__What you have to do__
Can you copy out the listing word for word, from its first line through the line that contains "menu-item-name: 60pc Wings"?

__Information given__
┌──
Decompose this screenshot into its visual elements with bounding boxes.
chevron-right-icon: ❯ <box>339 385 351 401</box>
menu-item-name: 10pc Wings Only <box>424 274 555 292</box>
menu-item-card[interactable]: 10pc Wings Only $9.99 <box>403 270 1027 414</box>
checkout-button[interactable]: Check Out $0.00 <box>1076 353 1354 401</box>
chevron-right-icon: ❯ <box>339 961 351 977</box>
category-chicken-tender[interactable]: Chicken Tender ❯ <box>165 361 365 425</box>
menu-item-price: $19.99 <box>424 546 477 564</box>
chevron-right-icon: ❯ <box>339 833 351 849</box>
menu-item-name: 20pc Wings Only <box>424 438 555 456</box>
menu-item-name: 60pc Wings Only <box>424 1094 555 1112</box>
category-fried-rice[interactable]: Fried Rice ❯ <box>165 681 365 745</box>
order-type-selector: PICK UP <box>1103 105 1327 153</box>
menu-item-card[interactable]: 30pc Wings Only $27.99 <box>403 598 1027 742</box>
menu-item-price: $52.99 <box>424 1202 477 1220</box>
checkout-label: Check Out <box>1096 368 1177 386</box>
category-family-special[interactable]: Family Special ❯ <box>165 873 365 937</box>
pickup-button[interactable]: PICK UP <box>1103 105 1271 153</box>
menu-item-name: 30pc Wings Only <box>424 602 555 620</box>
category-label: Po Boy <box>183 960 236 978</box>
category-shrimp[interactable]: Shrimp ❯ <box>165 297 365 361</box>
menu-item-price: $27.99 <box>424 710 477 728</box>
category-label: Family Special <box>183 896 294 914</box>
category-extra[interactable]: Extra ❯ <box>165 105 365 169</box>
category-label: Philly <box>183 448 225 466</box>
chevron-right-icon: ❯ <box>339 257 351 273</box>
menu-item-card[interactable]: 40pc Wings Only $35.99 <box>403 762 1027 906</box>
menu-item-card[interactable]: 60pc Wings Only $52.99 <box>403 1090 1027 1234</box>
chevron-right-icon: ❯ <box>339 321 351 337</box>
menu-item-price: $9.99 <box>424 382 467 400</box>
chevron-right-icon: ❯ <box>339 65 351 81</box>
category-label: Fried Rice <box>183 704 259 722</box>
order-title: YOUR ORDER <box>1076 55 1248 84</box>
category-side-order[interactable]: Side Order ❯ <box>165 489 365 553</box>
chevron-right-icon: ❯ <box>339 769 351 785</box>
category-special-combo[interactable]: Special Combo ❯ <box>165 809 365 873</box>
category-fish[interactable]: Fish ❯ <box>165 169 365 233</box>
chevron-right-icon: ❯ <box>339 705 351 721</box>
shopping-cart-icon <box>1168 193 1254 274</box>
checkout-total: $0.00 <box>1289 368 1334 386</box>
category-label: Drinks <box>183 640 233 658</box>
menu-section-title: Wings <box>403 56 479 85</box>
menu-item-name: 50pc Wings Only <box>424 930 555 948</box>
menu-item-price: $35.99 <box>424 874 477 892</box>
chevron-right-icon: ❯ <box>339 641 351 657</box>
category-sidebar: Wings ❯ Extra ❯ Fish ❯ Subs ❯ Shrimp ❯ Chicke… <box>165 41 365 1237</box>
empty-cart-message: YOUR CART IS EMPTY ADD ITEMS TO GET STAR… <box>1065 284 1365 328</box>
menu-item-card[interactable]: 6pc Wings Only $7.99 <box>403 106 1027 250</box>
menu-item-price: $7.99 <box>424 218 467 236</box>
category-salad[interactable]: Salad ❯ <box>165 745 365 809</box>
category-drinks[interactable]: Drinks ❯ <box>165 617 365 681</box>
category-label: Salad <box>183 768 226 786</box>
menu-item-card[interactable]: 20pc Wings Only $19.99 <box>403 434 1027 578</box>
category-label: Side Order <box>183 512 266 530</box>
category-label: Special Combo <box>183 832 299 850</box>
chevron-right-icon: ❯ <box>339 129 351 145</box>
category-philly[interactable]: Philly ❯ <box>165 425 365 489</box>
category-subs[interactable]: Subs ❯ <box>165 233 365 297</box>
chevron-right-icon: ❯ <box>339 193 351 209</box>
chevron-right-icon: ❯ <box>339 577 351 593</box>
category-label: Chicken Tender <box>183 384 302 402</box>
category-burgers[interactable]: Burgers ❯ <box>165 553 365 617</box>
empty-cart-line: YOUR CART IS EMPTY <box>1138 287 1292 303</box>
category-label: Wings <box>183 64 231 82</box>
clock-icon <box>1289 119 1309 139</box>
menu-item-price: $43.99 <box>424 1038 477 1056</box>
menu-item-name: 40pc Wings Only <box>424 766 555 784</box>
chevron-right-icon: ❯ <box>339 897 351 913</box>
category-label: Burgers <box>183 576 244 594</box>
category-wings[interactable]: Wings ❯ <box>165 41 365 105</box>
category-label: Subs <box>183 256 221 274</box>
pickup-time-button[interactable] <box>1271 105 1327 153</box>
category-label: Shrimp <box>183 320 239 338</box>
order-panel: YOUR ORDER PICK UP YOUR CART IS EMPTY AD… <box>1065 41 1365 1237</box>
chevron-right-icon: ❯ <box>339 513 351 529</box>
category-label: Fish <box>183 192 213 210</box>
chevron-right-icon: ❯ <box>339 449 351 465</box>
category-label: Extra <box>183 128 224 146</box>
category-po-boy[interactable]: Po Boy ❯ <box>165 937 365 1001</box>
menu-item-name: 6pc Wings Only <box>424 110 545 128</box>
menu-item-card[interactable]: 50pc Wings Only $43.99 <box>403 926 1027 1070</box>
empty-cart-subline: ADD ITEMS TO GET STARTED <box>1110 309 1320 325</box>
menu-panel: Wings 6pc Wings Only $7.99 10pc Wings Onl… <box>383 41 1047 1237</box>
└──
__Response to this exercise__
Decompose this screenshot into its visual elements with bounding boxes.
chevron-right-icon: ❯ <box>339 385 351 401</box>
menu-item-name: 10pc Wings Only <box>424 274 555 292</box>
menu-item-card[interactable]: 10pc Wings Only $9.99 <box>403 270 1027 414</box>
checkout-button[interactable]: Check Out $0.00 <box>1076 353 1354 401</box>
chevron-right-icon: ❯ <box>339 961 351 977</box>
category-chicken-tender[interactable]: Chicken Tender ❯ <box>165 361 365 425</box>
menu-item-price: $19.99 <box>424 546 477 564</box>
chevron-right-icon: ❯ <box>339 833 351 849</box>
menu-item-name: 20pc Wings Only <box>424 438 555 456</box>
menu-item-name: 60pc Wings Only <box>424 1094 555 1112</box>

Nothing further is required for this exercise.